╔══
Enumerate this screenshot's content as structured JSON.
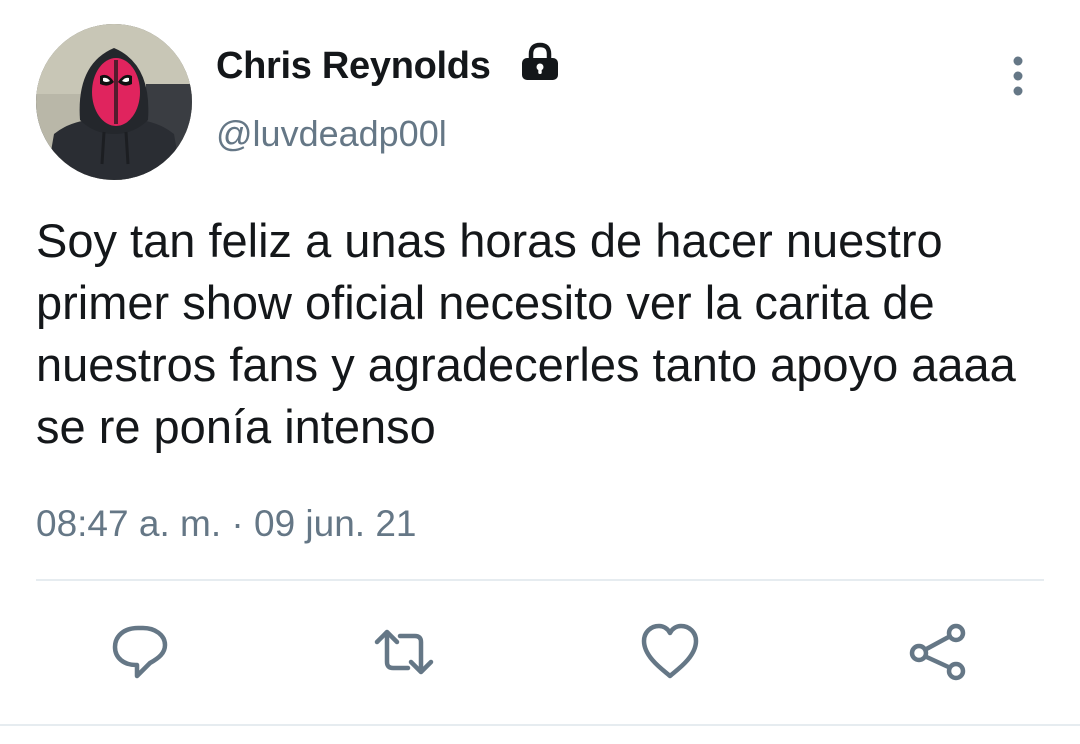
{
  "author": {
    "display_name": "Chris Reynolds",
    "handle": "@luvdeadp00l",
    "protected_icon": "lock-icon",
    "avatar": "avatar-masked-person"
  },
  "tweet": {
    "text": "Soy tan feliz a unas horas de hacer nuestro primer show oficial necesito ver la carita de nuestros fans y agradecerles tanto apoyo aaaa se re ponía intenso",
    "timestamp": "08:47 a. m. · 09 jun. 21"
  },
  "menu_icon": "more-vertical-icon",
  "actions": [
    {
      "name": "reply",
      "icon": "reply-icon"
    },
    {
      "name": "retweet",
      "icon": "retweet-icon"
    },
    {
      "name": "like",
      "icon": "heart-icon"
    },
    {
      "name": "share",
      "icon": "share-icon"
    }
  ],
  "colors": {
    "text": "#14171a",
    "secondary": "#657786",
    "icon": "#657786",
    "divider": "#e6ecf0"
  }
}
╚══
EXERCISE DETAILS:
Return each line from the material above exactly, but not the pictures.

RESPONSE:
Enumerate this screenshot's content as structured JSON.
{
  "author": {
    "display_name": "Chris Reynolds",
    "handle": "@luvdeadp00l",
    "protected_icon": "lock-icon",
    "avatar": "avatar-masked-person"
  },
  "tweet": {
    "text": "Soy tan feliz a unas horas de hacer nuestro primer show oficial necesito ver la carita de nuestros fans y agradecerles tanto apoyo aaaa se re ponía intenso",
    "timestamp": "08:47 a. m. · 09 jun. 21"
  },
  "menu_icon": "more-vertical-icon",
  "actions": [
    {
      "name": "reply",
      "icon": "reply-icon"
    },
    {
      "name": "retweet",
      "icon": "retweet-icon"
    },
    {
      "name": "like",
      "icon": "heart-icon"
    },
    {
      "name": "share",
      "icon": "share-icon"
    }
  ],
  "colors": {
    "text": "#14171a",
    "secondary": "#657786",
    "icon": "#657786",
    "divider": "#e6ecf0"
  }
}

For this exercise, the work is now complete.